(INDICACIONES):
1 - ¿Cómo define el artículo un aria?
2 - Copia el fragmento del artículo que va desde "Una ópera de" hasta "licencias de orquestación." y sustituye "fraudes" por "engaños".

(ARTÍCULO):
* * * *

Una ópera de Puccini no puede ser aburrida. Ambientes exóticos, historias de muerte, amor, violación, corrupción, herencias, fraudes y suicidios por montones. Su sentido de la teatralidad le otorgaba el don de saber en qué momento escribir un aria —pieza musical para voz sin coro— que pasara al repertorio internacional y personal como una de las favoritas, y en qué momento debía interrumpir ese lirismo para darnos una buena dosis de acción sinfónica y coral, efectos de sonido y licencias de orquestación.

Pero el verdadero fuerte de Puccini, el punto clave de la música de ese italiano de bigote peinado, bolsas en los ojos y puro en los labios, es su sentido del viaje, del transporte, del ambiente. Los directores de cine hubieran tenido a Puccini como su compositor predilecto. Si la trama cuenta la historia de una geisha de 15 años en el Japón de inicios de siglo XX, él te lleva allí, valiéndose de bandadas de pajaritos, ceremonias matrimoniales y oraciones budistas matutinas. Si la historia ocurre durante la fiebre del oro de California, los sonidos van a ser de disparos y expresionismos occidentales, de trotes de caballos y mineros hollinados. ¿Una monja de clausura que ve a su hijo muerto descender del cielo? Él logra escribir la música de los sacramentos y la transfiguración. ¿Una princesa china que decapita a sus pretendientes? Él te lleva, con acordes mutantes de fusiones poderosas e hilos de melodías bordadas con oro, a la china milenaria.

* * * *

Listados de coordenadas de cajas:
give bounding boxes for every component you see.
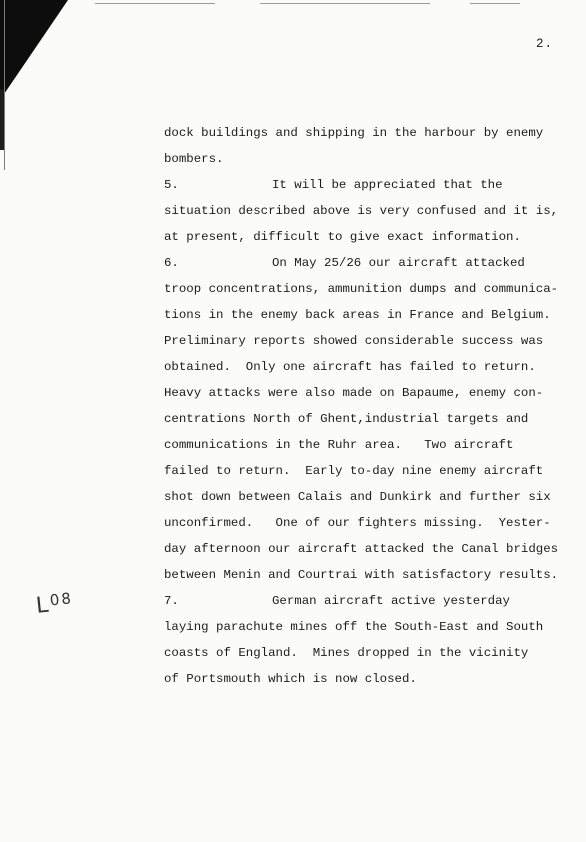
line-text: tions in the enemy back areas in France and Belgium. (164, 308, 551, 322)
scan-top-rule (470, 3, 520, 4)
line-text: It will be appreciated that the (272, 178, 503, 192)
text-line (164, 458, 564, 484)
text-line (164, 562, 564, 588)
line-text: Heavy attacks were also made on Bapaume, enemy con- (164, 386, 544, 400)
line-text: shot down between Calais and Dunkirk and further six (164, 490, 551, 504)
line-text: situation described above is very confused and it is, (164, 204, 559, 218)
text-line (164, 120, 564, 146)
handwritten-margin-note (35, 590, 75, 619)
line-text: unconfirmed. One of our fighters missing. Yester- (164, 516, 551, 530)
document-body (164, 120, 564, 692)
line-text: German aircraft active yesterday (272, 594, 510, 608)
paragraph-number: 6. (164, 256, 179, 270)
text-line (164, 354, 564, 380)
line-text: dock buildings and shipping in the harbour by enemy (164, 126, 544, 140)
text-line (164, 510, 564, 536)
line-text: Preliminary reports showed considerable success was (164, 334, 544, 348)
line-text: of Portsmouth which is now closed. (164, 672, 417, 686)
text-line (164, 224, 564, 250)
line-text: centrations North of Ghent,industrial targets and (164, 412, 529, 426)
page-number: 2. (536, 37, 554, 51)
line-text: obtained. Only one aircraft has failed to return. (164, 360, 536, 374)
text-line (164, 328, 564, 354)
line-text: between Menin and Courtrai with satisfactory results. (164, 568, 559, 582)
scan-corner-shadow (0, 0, 68, 100)
paragraph-number: 7. (164, 594, 179, 608)
text-line (164, 666, 564, 692)
line-text: laying parachute mines off the South-East and South (164, 620, 544, 634)
line-text: bombers. (164, 152, 224, 166)
text-line (164, 198, 564, 224)
scan-top-rule (95, 3, 215, 4)
text-line (164, 302, 564, 328)
text-line (164, 614, 564, 640)
text-line (164, 640, 564, 666)
line-text: coasts of England. Mines dropped in the vicinity (164, 646, 529, 660)
line-text: troop concentrations, ammunition dumps and communica- (164, 282, 559, 296)
margin-note-suffix: 08 (48, 589, 74, 610)
text-line (164, 432, 564, 458)
text-line (164, 536, 564, 562)
text-line (164, 484, 564, 510)
text-line (164, 276, 564, 302)
margin-note-letter: L (34, 592, 52, 619)
line-text: On May 25/26 our aircraft attacked (272, 256, 525, 270)
scan-top-rule (260, 3, 430, 4)
paragraph-start-line (164, 250, 564, 276)
line-text: communications in the Ruhr area. Two aircraft (164, 438, 514, 452)
paragraph-number: 5. (164, 178, 179, 192)
text-line (164, 380, 564, 406)
paragraph-start-line (164, 172, 564, 198)
line-text: at present, difficult to give exact information. (164, 230, 521, 244)
text-line (164, 406, 564, 432)
line-text: day afternoon our aircraft attacked the Canal bridges (164, 542, 559, 556)
line-text: failed to return. Early to-day nine enemy aircraft (164, 464, 544, 478)
paragraph-start-line (164, 588, 564, 614)
text-line (164, 146, 564, 172)
scan-edge-line (4, 0, 5, 170)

* * * *

(SOLUCIONES):
1 - Como una pieza musical para voz sin coro.

2 -
Una ópera de Puccini no puede ser aburrida. Ambientes exóticos, historias de muerte, amor, violación, corrupción, herencias, engaños y suicidios por montones. Su sentido de la teatralidad le otorgaba el don de saber en qué momento escribir un aria —pieza musical para voz sin coro— que pasara al repertorio internacional y personal como una de las favoritas, y en qué momento debía interrumpir ese lirismo para darnos una buena dosis de acción sinfónica y coral, efectos de sonido y licencias de orquestación.